Job ▸ Look through the material below. Copy every line with the string "disorders" in it.

^^^^^^^^

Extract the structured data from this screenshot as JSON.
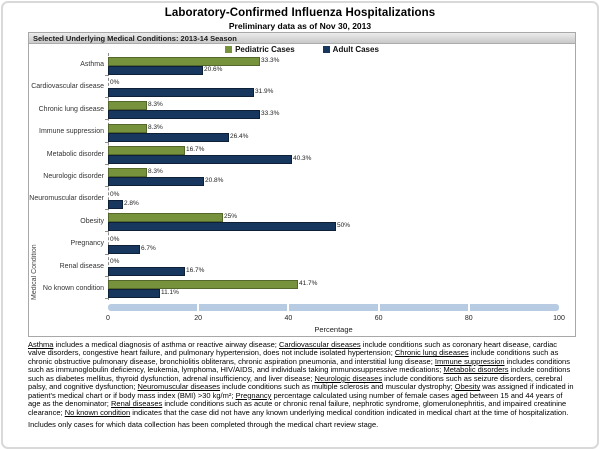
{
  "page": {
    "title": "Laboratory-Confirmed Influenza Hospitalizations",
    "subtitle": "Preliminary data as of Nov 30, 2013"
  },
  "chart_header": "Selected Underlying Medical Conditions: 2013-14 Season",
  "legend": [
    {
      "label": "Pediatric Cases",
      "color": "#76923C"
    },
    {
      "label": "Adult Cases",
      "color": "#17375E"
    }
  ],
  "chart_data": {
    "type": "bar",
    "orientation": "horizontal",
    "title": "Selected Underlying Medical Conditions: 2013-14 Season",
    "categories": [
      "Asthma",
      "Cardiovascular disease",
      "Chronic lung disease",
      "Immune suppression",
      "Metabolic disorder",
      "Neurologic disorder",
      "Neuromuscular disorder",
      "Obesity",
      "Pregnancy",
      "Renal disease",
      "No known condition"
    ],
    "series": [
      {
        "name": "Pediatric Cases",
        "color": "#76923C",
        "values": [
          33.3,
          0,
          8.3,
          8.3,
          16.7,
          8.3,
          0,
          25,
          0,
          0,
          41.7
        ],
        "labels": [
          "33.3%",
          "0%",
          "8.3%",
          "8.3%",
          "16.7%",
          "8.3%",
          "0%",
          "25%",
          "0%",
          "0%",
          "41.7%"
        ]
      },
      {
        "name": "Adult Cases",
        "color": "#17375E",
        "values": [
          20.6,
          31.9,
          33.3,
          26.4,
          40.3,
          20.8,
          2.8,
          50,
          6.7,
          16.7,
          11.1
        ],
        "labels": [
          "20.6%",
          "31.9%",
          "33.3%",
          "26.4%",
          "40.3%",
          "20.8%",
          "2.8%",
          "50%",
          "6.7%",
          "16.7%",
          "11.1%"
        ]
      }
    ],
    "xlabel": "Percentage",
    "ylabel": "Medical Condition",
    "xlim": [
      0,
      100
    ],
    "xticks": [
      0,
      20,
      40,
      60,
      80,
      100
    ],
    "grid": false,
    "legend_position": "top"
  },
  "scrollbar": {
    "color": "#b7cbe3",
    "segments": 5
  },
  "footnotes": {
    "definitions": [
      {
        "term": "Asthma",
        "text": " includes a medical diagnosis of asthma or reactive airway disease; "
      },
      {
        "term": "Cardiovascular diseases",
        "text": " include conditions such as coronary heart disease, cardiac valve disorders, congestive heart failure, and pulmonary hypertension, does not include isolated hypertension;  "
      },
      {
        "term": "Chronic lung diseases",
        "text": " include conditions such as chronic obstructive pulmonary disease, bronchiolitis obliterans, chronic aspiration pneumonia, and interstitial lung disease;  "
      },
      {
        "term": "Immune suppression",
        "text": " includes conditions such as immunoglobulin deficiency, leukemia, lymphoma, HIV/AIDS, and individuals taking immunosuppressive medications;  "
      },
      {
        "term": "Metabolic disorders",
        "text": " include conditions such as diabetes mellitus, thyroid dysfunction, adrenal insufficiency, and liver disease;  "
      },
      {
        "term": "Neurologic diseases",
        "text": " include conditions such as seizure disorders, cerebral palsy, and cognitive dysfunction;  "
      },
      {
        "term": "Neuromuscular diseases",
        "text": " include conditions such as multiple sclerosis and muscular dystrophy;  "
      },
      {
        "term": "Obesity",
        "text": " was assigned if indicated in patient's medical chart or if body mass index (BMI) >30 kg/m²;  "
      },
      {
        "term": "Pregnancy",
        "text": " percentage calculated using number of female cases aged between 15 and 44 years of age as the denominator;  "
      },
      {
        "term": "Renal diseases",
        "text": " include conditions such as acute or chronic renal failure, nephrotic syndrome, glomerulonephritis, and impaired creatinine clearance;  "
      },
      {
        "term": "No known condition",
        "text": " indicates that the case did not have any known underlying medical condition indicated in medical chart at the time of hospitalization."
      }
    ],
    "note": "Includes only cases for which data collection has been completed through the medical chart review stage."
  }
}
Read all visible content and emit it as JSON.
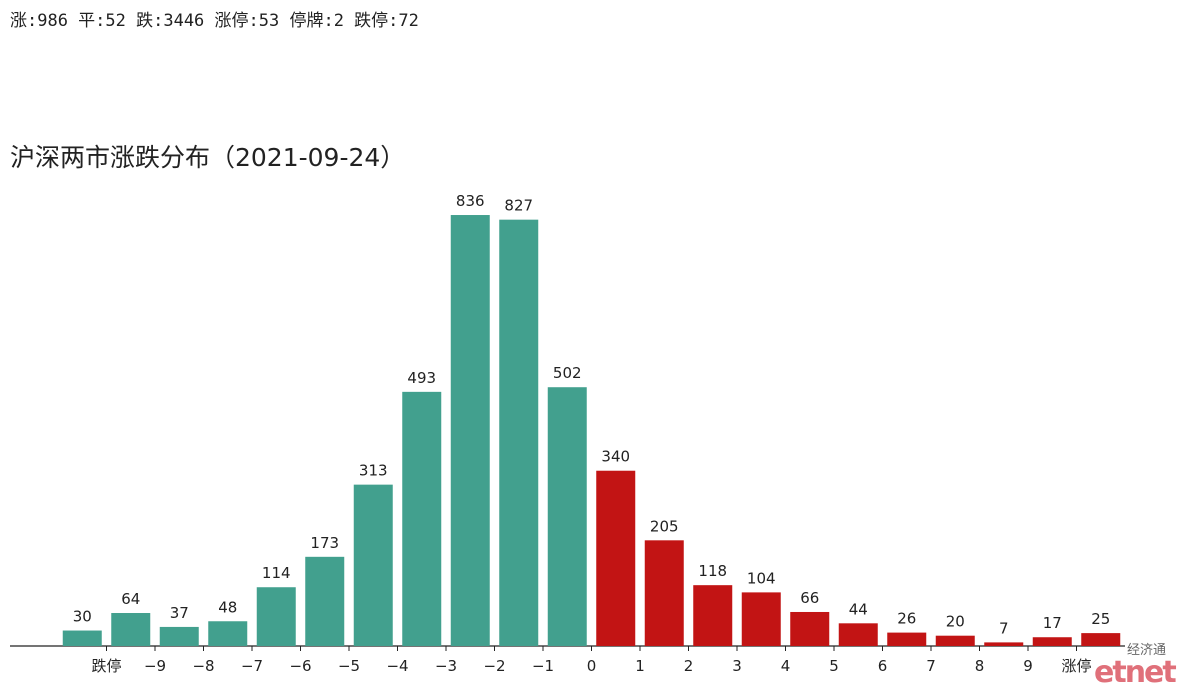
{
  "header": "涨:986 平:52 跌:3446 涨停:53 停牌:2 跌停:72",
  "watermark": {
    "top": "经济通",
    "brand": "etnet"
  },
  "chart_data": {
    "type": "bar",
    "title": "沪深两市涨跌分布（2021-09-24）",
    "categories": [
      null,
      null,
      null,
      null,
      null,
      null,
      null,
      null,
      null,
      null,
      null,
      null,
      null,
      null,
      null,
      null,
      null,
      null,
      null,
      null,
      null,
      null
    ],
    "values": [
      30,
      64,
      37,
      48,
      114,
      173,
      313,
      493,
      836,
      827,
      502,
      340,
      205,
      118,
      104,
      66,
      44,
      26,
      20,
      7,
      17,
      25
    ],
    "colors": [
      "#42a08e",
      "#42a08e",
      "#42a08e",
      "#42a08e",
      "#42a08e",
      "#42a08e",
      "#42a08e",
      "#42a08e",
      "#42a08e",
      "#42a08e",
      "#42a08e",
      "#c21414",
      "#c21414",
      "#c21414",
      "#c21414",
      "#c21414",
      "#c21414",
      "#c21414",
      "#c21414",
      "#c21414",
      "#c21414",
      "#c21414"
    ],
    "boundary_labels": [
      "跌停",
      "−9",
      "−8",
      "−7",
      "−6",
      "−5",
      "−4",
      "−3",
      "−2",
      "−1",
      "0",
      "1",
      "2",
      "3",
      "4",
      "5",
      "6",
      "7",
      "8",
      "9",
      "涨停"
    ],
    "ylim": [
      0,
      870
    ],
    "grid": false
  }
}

^^^^^^^^

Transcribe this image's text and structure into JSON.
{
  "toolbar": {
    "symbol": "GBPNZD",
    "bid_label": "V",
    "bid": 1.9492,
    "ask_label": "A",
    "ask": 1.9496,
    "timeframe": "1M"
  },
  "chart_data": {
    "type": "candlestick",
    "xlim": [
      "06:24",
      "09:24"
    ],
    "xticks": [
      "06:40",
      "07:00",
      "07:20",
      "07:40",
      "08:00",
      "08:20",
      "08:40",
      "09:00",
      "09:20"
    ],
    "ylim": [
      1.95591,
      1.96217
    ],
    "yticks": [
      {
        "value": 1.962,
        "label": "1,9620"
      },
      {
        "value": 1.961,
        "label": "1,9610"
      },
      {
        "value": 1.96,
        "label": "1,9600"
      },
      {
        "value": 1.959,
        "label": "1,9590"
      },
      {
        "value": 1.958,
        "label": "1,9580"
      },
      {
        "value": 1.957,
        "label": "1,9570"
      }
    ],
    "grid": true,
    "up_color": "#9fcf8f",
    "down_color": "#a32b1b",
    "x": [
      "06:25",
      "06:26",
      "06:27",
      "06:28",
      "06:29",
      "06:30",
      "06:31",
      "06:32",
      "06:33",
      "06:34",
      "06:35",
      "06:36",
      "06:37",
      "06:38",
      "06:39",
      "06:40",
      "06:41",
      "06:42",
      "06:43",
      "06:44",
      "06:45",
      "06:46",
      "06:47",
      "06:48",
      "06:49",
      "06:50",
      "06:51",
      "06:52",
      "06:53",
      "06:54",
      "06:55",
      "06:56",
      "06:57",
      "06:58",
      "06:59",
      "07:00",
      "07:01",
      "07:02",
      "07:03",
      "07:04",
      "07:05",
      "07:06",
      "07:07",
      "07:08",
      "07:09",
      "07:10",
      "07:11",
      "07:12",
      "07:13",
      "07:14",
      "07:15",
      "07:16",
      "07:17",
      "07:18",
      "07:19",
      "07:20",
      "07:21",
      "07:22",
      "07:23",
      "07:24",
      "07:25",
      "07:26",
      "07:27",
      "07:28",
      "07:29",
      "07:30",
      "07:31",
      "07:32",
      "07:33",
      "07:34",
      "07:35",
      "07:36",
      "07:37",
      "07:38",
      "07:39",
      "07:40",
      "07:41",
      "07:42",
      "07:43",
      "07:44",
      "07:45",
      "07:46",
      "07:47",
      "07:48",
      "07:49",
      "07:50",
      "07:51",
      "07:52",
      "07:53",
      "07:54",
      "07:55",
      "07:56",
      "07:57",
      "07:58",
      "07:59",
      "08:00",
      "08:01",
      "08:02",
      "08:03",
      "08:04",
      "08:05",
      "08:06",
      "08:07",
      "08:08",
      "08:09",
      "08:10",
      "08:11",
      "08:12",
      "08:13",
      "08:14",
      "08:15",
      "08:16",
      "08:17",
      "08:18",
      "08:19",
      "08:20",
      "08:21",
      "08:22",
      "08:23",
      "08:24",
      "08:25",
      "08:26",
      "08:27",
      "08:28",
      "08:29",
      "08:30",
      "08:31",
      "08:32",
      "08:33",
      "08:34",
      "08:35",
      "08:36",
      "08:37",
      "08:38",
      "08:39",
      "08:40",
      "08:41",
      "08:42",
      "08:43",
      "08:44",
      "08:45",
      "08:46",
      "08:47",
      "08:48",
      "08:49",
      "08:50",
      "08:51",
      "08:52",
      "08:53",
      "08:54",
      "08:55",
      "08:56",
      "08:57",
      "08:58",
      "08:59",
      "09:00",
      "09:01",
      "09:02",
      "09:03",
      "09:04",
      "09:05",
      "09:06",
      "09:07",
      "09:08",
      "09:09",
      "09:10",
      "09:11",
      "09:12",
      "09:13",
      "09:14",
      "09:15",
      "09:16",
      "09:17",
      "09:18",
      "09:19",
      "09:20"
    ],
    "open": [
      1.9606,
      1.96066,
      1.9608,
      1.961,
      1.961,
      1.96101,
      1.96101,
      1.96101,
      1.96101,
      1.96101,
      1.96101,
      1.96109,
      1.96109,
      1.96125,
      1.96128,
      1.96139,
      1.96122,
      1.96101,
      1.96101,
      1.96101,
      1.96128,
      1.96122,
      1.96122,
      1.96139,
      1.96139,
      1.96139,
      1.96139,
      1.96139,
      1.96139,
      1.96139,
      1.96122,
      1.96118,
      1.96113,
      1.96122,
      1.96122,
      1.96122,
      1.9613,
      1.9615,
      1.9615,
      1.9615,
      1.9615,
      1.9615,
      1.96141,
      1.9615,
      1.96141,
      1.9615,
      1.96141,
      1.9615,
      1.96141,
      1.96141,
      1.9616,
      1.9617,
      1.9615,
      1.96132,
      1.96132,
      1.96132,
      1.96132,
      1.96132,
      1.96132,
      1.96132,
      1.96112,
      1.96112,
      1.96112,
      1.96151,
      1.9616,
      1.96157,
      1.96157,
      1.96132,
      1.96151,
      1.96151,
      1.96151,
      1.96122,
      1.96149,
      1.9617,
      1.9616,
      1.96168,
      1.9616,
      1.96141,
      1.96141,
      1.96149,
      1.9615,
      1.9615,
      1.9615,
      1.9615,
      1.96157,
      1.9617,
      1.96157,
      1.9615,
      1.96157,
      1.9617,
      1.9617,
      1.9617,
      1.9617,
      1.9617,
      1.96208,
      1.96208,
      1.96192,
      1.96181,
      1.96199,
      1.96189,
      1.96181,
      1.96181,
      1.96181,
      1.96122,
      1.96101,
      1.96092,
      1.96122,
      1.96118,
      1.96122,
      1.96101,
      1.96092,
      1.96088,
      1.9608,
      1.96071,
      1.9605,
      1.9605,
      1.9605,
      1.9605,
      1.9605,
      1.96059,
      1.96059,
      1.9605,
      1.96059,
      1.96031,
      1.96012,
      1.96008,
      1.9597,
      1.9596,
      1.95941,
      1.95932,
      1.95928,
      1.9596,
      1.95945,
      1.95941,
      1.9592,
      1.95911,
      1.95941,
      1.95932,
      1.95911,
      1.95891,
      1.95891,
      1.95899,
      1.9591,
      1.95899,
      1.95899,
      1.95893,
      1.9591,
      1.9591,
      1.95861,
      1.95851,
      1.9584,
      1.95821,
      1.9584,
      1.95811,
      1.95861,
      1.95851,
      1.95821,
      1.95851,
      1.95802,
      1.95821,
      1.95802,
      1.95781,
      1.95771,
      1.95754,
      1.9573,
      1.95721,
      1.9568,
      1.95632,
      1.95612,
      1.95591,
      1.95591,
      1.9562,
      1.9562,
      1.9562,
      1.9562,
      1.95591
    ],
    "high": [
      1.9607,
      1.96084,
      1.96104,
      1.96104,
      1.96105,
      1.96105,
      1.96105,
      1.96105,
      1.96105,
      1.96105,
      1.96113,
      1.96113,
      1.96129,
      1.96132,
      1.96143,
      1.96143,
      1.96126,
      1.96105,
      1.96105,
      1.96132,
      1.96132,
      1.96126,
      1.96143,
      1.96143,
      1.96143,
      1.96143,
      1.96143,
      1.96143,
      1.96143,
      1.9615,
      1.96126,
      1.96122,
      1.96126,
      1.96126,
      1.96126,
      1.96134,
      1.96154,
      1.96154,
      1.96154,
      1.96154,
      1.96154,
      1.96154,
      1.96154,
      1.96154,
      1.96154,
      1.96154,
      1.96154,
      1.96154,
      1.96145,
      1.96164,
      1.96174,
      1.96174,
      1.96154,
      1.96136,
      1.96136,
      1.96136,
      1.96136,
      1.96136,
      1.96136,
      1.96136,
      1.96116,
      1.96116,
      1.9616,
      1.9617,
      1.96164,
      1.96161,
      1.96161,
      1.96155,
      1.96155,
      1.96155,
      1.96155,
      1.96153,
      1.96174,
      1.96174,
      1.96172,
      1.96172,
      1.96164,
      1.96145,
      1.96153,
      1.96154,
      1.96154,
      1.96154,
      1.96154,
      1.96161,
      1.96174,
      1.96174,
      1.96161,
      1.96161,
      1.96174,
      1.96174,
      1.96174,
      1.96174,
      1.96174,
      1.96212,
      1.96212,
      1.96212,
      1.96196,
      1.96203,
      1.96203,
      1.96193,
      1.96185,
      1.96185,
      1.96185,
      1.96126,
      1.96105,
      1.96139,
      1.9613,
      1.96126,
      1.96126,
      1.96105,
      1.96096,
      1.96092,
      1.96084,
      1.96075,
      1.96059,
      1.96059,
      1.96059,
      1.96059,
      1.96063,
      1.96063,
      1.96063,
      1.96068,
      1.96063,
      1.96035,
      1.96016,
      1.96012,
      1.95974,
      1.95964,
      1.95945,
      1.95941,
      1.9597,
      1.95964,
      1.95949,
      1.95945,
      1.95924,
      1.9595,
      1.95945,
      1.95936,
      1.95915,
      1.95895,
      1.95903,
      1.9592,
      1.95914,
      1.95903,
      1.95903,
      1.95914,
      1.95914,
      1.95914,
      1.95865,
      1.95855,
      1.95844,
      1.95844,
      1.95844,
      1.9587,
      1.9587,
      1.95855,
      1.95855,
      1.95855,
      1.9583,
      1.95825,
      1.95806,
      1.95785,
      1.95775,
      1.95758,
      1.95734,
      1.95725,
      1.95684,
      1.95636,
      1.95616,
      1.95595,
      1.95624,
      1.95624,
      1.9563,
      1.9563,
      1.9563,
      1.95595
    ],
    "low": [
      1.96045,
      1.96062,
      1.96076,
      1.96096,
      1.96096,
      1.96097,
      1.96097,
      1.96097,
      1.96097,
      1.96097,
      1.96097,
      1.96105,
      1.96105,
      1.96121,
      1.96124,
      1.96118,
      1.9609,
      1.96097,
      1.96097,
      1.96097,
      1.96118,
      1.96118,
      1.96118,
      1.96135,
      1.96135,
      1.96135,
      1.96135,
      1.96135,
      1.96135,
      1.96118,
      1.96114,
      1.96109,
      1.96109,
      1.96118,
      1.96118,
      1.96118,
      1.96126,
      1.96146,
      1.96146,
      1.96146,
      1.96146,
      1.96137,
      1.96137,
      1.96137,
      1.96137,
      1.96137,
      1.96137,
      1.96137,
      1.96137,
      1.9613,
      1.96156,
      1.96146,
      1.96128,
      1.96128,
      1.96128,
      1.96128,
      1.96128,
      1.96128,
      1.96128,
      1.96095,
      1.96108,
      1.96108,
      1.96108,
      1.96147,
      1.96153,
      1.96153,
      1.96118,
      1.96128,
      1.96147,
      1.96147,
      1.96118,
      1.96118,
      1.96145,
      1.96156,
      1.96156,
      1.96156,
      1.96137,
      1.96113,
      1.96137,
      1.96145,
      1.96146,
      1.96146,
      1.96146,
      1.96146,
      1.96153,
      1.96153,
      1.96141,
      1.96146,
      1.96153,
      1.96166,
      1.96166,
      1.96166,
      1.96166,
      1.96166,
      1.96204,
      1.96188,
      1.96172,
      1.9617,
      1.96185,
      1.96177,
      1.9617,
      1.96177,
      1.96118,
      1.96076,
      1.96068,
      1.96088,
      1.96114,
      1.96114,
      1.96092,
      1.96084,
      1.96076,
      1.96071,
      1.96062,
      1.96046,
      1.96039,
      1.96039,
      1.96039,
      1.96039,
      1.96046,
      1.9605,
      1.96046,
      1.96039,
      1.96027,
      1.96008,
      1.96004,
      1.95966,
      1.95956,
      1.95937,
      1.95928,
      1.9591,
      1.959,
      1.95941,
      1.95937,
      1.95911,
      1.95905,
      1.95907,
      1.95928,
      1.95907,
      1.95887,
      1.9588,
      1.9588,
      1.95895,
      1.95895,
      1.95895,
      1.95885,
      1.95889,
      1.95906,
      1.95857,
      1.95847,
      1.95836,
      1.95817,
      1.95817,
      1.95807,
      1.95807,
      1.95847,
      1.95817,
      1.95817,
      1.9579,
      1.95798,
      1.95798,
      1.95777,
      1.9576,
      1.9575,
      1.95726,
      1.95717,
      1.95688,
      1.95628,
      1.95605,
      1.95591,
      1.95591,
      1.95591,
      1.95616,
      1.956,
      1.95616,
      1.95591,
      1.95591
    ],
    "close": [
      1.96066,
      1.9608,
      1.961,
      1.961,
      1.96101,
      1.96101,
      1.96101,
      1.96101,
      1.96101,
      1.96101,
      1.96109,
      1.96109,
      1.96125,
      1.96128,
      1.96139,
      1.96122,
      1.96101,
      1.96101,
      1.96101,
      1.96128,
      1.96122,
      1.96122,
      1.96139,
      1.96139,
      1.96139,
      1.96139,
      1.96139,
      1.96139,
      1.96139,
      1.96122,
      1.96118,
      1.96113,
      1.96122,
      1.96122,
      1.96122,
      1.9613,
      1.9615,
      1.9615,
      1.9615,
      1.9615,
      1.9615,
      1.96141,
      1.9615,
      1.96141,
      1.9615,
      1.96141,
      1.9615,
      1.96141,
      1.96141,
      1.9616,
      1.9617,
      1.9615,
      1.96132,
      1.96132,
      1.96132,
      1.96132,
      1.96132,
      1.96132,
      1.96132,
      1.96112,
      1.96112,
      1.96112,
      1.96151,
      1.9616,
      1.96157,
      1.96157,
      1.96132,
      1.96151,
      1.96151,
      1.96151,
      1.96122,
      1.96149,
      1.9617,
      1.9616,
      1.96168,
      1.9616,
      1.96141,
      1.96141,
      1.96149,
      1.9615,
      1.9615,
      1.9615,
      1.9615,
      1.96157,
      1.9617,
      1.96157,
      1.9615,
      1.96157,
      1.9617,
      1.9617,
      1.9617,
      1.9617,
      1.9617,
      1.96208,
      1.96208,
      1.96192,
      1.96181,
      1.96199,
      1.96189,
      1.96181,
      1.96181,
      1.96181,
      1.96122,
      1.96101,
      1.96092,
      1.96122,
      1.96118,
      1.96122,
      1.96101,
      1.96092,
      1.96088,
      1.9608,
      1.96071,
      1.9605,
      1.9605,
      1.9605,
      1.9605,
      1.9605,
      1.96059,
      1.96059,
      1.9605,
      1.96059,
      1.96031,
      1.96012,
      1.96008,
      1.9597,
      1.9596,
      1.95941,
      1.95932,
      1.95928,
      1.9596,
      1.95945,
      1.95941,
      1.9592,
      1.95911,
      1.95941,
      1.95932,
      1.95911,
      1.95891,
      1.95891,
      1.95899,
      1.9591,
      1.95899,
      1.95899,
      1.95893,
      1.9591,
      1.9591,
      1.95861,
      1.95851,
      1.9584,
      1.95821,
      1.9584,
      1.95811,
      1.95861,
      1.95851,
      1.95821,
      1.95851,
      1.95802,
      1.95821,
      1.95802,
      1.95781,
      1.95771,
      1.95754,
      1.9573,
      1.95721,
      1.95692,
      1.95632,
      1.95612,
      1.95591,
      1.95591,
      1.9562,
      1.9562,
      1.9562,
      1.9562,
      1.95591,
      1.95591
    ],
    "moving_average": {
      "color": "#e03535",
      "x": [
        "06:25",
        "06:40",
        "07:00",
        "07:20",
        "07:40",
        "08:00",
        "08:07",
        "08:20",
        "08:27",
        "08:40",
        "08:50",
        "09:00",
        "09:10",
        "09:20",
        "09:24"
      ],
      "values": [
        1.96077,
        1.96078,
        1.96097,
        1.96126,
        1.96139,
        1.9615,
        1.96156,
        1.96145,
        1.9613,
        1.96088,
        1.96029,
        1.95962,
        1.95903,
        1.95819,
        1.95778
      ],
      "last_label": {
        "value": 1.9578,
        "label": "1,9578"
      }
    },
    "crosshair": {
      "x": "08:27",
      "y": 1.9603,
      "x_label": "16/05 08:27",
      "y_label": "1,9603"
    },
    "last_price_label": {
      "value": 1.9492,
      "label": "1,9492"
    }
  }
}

^^^^^^^^

Task result ▸
        "text": " include conditions such as coronary heart disease, cardiac valve disorders, congestive heart failure, and pulmonary hypertension, does not include isolated hypertension;  "
        "term": "Metabolic disorders",
        "text": " include conditions such as seizure disorders, cerebral palsy, and cognitive dysfunction;  "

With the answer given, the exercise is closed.